Exercise
Copy out each line below that has the word "grid" in it.
[Material provided start]
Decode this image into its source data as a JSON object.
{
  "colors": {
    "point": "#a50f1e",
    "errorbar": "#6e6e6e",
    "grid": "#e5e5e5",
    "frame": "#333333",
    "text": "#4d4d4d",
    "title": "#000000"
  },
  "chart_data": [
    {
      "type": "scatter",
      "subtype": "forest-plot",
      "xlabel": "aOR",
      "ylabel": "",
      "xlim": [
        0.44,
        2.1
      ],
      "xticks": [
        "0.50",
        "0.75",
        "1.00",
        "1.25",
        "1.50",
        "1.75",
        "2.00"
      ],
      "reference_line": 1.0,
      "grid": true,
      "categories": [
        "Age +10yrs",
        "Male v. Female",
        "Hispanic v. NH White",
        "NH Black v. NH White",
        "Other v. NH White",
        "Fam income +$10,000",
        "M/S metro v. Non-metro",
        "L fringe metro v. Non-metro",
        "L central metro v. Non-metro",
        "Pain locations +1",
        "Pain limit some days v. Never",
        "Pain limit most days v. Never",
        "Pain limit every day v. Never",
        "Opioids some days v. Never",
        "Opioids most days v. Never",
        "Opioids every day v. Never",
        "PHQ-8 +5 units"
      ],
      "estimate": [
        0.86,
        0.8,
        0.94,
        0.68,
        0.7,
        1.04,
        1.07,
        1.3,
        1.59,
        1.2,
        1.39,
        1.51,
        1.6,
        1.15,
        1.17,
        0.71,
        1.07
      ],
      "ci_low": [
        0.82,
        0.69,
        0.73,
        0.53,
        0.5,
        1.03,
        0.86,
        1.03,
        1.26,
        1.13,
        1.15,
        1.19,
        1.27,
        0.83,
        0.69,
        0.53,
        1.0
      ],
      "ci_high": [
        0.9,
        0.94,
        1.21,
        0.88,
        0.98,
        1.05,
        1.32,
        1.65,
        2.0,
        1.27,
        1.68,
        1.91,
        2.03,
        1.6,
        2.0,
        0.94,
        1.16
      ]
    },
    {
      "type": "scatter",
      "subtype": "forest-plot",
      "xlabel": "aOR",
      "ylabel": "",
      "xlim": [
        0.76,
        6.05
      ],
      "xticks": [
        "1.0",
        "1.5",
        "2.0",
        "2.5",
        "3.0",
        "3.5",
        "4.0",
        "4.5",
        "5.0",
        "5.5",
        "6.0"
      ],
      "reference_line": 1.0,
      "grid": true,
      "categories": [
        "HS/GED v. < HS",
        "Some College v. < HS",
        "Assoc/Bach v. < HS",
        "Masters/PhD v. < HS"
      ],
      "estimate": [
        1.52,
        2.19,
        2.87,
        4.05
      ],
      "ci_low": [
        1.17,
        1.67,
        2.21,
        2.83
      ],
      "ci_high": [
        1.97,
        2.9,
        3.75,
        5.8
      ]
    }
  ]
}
[Material provided end]
[Material provided start]
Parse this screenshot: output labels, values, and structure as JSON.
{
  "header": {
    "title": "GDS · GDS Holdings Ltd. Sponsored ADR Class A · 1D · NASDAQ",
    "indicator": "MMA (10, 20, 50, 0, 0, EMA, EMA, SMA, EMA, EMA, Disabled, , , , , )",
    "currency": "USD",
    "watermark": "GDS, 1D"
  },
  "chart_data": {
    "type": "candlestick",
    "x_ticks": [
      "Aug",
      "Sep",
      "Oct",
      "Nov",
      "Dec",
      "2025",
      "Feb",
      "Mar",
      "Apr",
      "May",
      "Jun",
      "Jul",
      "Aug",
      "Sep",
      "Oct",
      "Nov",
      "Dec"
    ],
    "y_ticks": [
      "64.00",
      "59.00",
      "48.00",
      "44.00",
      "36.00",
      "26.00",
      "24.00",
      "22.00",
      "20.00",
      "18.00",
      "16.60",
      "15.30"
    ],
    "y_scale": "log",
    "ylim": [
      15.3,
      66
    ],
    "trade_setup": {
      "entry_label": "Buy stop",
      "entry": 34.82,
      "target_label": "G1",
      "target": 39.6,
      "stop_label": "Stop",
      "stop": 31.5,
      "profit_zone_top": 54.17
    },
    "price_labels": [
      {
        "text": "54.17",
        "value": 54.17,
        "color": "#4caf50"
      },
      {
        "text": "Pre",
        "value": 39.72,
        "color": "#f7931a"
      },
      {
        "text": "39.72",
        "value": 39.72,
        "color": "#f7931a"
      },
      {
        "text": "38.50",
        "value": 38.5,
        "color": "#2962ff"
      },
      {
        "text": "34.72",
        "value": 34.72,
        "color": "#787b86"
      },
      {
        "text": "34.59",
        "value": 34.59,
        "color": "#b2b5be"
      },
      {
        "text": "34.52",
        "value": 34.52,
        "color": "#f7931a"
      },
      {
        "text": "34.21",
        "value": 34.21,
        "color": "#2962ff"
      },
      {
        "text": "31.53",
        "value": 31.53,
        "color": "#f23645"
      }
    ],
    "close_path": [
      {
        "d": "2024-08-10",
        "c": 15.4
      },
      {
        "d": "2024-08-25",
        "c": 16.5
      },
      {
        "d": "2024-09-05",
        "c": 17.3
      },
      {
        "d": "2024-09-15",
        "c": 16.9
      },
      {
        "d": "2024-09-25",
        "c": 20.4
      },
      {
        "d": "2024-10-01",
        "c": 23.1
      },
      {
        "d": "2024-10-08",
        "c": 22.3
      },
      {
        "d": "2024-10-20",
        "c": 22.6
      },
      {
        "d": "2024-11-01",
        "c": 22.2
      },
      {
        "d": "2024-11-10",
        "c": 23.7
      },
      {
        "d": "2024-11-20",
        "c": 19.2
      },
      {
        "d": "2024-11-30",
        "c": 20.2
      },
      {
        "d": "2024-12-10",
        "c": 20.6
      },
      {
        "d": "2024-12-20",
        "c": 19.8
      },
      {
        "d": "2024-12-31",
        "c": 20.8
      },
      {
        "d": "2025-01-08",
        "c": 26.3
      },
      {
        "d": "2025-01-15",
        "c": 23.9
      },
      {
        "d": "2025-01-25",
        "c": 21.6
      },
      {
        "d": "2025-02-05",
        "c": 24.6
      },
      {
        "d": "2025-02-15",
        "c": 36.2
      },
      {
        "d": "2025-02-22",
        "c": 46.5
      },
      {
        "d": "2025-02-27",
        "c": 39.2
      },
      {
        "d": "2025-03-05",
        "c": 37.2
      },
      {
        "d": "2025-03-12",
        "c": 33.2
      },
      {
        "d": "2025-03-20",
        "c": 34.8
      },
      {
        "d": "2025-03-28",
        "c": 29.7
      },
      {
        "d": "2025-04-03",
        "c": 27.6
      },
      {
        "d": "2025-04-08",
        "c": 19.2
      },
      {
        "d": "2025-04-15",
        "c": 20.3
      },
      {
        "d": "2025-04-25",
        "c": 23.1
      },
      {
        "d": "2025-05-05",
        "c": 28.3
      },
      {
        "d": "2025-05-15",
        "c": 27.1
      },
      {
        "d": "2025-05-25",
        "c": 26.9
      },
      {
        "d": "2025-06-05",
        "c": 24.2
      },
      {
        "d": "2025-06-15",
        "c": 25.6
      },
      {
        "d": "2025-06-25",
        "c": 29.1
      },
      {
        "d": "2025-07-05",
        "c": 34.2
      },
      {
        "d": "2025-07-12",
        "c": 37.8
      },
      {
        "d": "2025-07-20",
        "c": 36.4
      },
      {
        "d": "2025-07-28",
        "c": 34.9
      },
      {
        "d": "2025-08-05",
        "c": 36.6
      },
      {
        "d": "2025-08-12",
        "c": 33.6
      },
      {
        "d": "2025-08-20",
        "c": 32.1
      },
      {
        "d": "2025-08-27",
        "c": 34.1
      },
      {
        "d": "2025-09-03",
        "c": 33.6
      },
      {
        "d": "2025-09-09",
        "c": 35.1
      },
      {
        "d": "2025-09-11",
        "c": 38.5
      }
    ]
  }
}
[Material provided end]
[Material provided start]
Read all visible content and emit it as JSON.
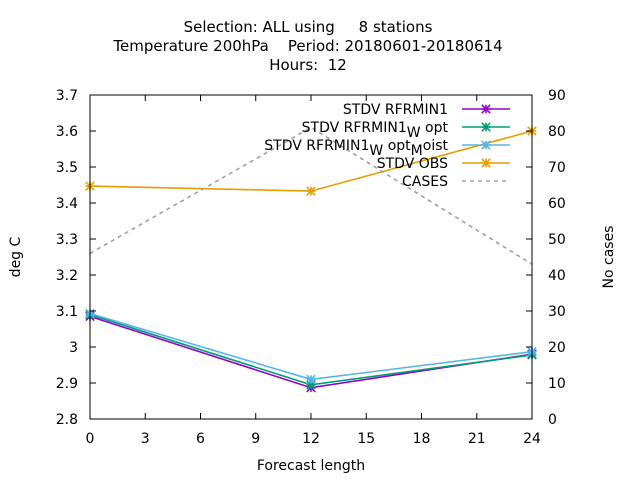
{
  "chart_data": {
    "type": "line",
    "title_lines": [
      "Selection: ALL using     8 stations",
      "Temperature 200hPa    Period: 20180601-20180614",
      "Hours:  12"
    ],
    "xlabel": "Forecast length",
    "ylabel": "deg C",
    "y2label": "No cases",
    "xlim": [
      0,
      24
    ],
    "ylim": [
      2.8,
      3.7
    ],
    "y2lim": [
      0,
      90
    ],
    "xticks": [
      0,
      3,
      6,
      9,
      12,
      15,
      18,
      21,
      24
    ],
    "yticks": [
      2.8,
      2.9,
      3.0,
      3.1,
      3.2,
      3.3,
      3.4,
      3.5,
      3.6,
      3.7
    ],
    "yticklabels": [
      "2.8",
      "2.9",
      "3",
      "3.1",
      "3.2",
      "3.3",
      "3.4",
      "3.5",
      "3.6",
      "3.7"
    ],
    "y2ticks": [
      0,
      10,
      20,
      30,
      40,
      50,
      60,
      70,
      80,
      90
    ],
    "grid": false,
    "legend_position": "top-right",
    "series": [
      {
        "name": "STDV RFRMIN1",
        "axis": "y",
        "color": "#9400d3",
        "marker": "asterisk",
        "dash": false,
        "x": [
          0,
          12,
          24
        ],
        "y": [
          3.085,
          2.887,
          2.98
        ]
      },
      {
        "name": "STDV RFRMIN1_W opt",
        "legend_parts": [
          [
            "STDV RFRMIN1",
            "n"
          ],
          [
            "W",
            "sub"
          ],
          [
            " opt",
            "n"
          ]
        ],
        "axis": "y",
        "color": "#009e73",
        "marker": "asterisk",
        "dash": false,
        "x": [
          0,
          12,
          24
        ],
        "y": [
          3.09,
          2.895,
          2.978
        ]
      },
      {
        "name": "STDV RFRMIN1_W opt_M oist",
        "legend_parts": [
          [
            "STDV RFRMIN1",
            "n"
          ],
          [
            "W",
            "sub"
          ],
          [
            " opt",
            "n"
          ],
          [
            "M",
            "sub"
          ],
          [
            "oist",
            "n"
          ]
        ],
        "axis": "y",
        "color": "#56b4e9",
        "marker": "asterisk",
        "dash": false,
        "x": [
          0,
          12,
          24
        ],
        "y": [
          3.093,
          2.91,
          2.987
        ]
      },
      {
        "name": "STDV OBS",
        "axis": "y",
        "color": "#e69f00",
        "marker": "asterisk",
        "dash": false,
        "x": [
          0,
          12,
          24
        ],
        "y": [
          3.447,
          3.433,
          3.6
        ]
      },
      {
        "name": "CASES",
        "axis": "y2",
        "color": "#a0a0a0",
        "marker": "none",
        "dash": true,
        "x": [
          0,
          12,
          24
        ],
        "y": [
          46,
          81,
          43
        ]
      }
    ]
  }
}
[Material provided end]
The response
    "grid": "#e5e5e5",
      "grid": true,
      "grid": true,
    "grid": false,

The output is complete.